#### Given instruction
Edit the rows below so that each "section-marker" becomes "section-divider". Leave everything else as it is.

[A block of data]
***

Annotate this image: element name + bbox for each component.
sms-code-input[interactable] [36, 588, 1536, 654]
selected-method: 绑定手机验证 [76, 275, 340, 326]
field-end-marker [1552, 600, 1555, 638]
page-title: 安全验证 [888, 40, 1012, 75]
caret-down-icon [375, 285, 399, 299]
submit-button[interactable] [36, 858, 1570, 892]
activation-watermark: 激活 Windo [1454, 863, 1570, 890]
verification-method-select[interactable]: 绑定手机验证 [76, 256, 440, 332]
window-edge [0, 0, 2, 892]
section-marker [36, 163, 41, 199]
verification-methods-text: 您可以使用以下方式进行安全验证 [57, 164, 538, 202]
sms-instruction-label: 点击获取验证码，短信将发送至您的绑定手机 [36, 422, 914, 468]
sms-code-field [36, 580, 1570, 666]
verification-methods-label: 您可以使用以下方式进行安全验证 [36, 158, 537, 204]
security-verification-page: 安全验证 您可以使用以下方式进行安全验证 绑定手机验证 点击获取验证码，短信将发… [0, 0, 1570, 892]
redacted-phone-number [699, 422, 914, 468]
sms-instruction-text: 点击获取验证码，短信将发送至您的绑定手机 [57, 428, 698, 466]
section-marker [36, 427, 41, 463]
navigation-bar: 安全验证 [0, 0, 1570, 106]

***

#### Right answer
Annotate this image: element name + bbox for each component.
sms-code-input[interactable] [36, 588, 1536, 654]
selected-method: 绑定手机验证 [76, 275, 340, 326]
field-end-marker [1552, 600, 1555, 638]
page-title: 安全验证 [888, 40, 1012, 75]
caret-down-icon [375, 285, 399, 299]
submit-button[interactable] [36, 858, 1570, 892]
activation-watermark: 激活 Windo [1454, 863, 1570, 890]
verification-method-select[interactable]: 绑定手机验证 [76, 256, 440, 332]
window-edge [0, 0, 2, 892]
section-divider [36, 163, 41, 199]
verification-methods-text: 您可以使用以下方式进行安全验证 [57, 164, 538, 202]
sms-instruction-label: 点击获取验证码，短信将发送至您的绑定手机 [36, 422, 914, 468]
sms-code-field [36, 580, 1570, 666]
verification-methods-label: 您可以使用以下方式进行安全验证 [36, 158, 537, 204]
security-verification-page: 安全验证 您可以使用以下方式进行安全验证 绑定手机验证 点击获取验证码，短信将发… [0, 0, 1570, 892]
redacted-phone-number [699, 422, 914, 468]
sms-instruction-text: 点击获取验证码，短信将发送至您的绑定手机 [57, 428, 698, 466]
section-divider [36, 427, 41, 463]
navigation-bar: 安全验证 [0, 0, 1570, 106]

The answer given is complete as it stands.